Task requirements. Before the records, reproduce the passage of the BlocPower profile from "Now, his social" up to and including "emissions, BlocPower says.".

Page extract.
********************

35. BlocPower

Founders: Donnel Baird (CEO), Keith Kinch
Launched: 2014
Headquarters: Brooklyn
$125 million
Valuation: N/A
Key technologies:
Artificial intelligence, cloud computing, Internet of Things, machine learning, digital twins
Previous appearances on Disruptor 50 List: 2 (No. 42 in 2022)

Persephone Kavallines

Brooklyn-based cleantech company BlocPower is squarely positioned with a mission to fight climate change while solving social injustices, focusing on renewable energy, reduction of carbon pollution, and urban redevelopment in lower-income areas.

BlocPower was founded in 2014 by Donnel Baird, the child of Guyanese immigrants, who drew on his experience growing up in the Bedford-Stuyvesant area of Brooklyn in an apartment without well-functioning heating and cooling systems.

Now, his social enterprise startup has retrofit more than 5,000 households, commercial buildings and churches with energy-efficient systems that can reduce heating and cooling costs and reduce carbon footprint by transitioning away from fossil-fuel power. This retrofitting of older buildings can lead to major energy savings, 30% to 50%, and a reduction of at least 40% in greenhouse gas emissions, BlocPower says.

********************

Data supplied.
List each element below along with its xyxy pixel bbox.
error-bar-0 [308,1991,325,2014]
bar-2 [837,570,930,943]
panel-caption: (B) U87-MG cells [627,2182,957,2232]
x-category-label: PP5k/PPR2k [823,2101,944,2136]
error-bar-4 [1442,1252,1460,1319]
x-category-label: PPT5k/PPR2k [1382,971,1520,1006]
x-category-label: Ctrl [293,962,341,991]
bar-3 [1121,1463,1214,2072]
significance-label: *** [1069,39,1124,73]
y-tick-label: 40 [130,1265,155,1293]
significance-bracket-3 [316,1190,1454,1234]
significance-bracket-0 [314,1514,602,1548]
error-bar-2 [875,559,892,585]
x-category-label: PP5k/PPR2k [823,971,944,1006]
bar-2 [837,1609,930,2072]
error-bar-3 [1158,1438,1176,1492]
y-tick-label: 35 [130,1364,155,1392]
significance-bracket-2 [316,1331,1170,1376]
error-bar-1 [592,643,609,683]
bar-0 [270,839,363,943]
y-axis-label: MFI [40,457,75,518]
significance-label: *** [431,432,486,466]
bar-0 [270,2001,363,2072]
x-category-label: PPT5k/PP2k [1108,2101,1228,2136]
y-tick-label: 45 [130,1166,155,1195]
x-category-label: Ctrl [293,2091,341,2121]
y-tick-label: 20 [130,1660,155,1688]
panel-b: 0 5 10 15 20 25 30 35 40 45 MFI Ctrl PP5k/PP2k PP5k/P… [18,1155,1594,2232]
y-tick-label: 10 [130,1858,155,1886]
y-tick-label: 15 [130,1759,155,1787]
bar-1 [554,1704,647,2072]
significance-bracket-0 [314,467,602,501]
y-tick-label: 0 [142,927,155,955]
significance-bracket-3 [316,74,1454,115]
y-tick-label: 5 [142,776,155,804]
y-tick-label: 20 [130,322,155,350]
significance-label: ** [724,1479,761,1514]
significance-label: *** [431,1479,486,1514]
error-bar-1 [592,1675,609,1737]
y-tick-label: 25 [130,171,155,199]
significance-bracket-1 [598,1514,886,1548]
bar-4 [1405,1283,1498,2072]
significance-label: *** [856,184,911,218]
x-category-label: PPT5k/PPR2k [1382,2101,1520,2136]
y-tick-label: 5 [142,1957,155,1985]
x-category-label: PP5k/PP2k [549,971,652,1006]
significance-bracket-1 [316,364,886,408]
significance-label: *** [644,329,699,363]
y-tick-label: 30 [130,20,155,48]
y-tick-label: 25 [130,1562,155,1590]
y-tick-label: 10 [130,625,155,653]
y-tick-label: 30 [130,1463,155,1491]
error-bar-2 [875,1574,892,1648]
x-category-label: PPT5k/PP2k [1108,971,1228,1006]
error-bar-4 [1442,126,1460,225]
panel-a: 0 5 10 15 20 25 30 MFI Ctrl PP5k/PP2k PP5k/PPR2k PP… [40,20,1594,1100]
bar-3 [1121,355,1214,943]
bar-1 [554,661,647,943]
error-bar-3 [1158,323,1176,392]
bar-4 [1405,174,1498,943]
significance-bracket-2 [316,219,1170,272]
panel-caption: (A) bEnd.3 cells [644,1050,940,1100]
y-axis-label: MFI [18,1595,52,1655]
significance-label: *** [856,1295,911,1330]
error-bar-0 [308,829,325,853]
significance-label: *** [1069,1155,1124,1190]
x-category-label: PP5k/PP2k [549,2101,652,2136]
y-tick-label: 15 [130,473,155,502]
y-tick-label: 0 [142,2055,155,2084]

********************

Response.
Now, his social enterprise startup has retrofit more than 5,000 households, commercial buildings and churches with energy-efficient systems that can reduce heating and cooling costs and reduce carbon footprint by transitioning away from fossil-fuel power. This retrofitting of older buildings can lead to major energy savings, 30% to 50%, and a reduction of at least 40% in greenhouse gas emissions, BlocPower says.